====== LISTED ENTRIES

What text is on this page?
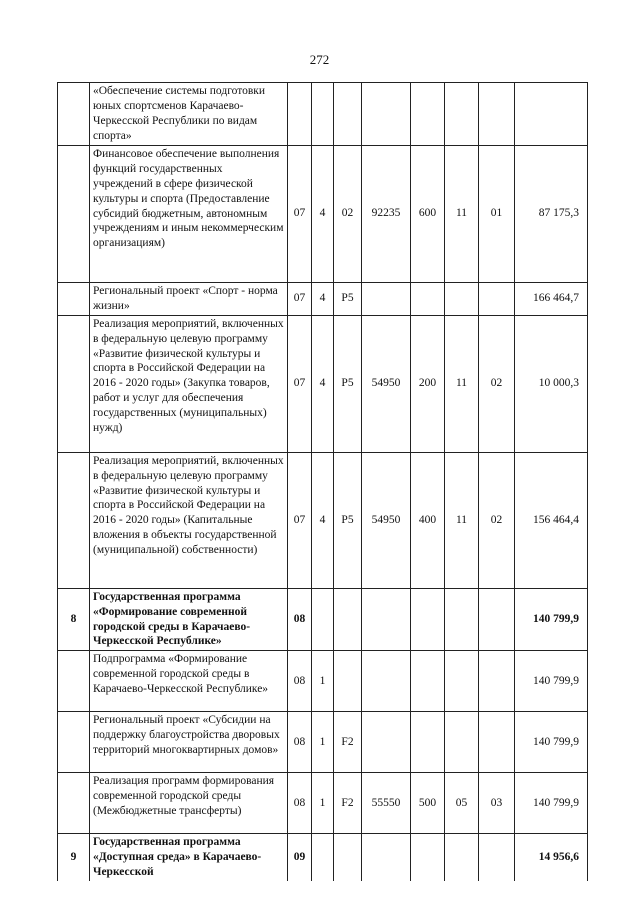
272
	«Обеспечение системы подготовки юных спортсменов Карачаево-Черкесской Республики по видам спорта»								
	Финансовое обеспечение выполнения функций государственных учреждений в сфере физической культуры и спорта (Предоставление субсидий бюджетным, автономным учреждениям и иным некоммерческим организациям)	07	4	02	92235	600	11	01	87 175,3
	Региональный проект «Спорт - норма жизни»	07	4	P5					166 464,7
	Реализация мероприятий, включенных в федеральную целевую программу «Развитие физической культуры и спорта в Российской Федерации на 2016 - 2020 годы» (Закупка товаров, работ и услуг для обеспечения государственных (муниципальных) нужд)	07	4	P5	54950	200	11	02	10 000,3
	Реализация мероприятий, включенных в федеральную целевую программу «Развитие физической культуры и спорта в Российской Федерации на 2016 - 2020 годы» (Капитальные вложения в объекты государственной (муниципальной) собственности)	07	4	P5	54950	400	11	02	156 464,4
8	Государственная программа «Формирование современной городской среды в Карачаево-Черкесской Республике»	08							140 799,9
	Подпрограмма «Формирование современной городской среды в Карачаево-Черкесской Республике»	08	1						140 799,9
	Региональный проект «Субсидии на поддержку благоустройства дворовых территорий многоквартирных домов»	08	1	F2					140 799,9
	Реализация программ формирования современной городской среды (Межбюджетные трансферты)	08	1	F2	55550	500	05	03	140 799,9
9	Государственная программа «Доступная среда» в Карачаево-Черкесской	09							14 956,6
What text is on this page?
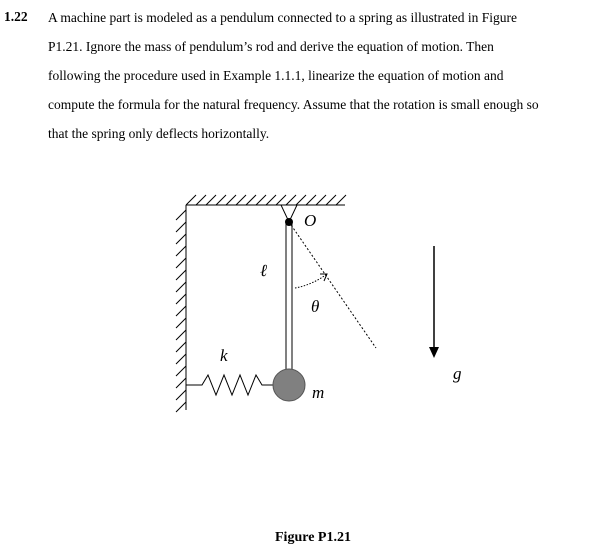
1.22 A machine part is modeled as a pendulum connected to a spring as illustrated in Figure
P1.21. Ignore the mass of pendulum’s rod and derive the equation of motion. Then
following the procedure used in Example 1.1.1, linearize the equation of motion and
compute the formula for the natural frequency. Assume that the rotation is small enough so
that the spring only deflects horizontally.
O
ℓ
θ
k
m
g
Figure P1.21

============

GIVEN TASK: Could you reproduce every record above exactly, leaving out the pictures?

EXERCISE OUTPUT:
What text is on this page?
272
	«Обеспечение системы подготовки юных спортсменов Карачаево-Черкесской Республики по видам спорта»								
	Финансовое обеспечение выполнения функций государственных учреждений в сфере физической культуры и спорта (Предоставление субсидий бюджетным, автономным учреждениям и иным некоммерческим организациям)	07	4	02	92235	600	11	01	87 175,3
	Региональный проект «Спорт - норма жизни»	07	4	P5					166 464,7
	Реализация мероприятий, включенных в федеральную целевую программу «Развитие физической культуры и спорта в Российской Федерации на 2016 - 2020 годы» (Закупка товаров, работ и услуг для обеспечения государственных (муниципальных) нужд)	07	4	P5	54950	200	11	02	10 000,3
	Реализация мероприятий, включенных в федеральную целевую программу «Развитие физической культуры и спорта в Российской Федерации на 2016 - 2020 годы» (Капитальные вложения в объекты государственной (муниципальной) собственности)	07	4	P5	54950	400	11	02	156 464,4
8	Государственная программа «Формирование современной городской среды в Карачаево-Черкесской Республике»	08							140 799,9
	Подпрограмма «Формирование современной городской среды в Карачаево-Черкесской Республике»	08	1						140 799,9
	Региональный проект «Субсидии на поддержку благоустройства дворовых территорий многоквартирных домов»	08	1	F2					140 799,9
	Реализация программ формирования современной городской среды (Межбюджетные трансферты)	08	1	F2	55550	500	05	03	140 799,9
9	Государственная программа «Доступная среда» в Карачаево-Черкесской	09							14 956,6
What text is on this page?
1.22 A machine part is modeled as a pendulum connected to a spring as illustrated in Figure
P1.21. Ignore the mass of pendulum’s rod and derive the equation of motion. Then
following the procedure used in Example 1.1.1, linearize the equation of motion and
compute the formula for the natural frequency. Assume that the rotation is small enough so
that the spring only deflects horizontally.
O
ℓ
θ
k
m
g
Figure P1.21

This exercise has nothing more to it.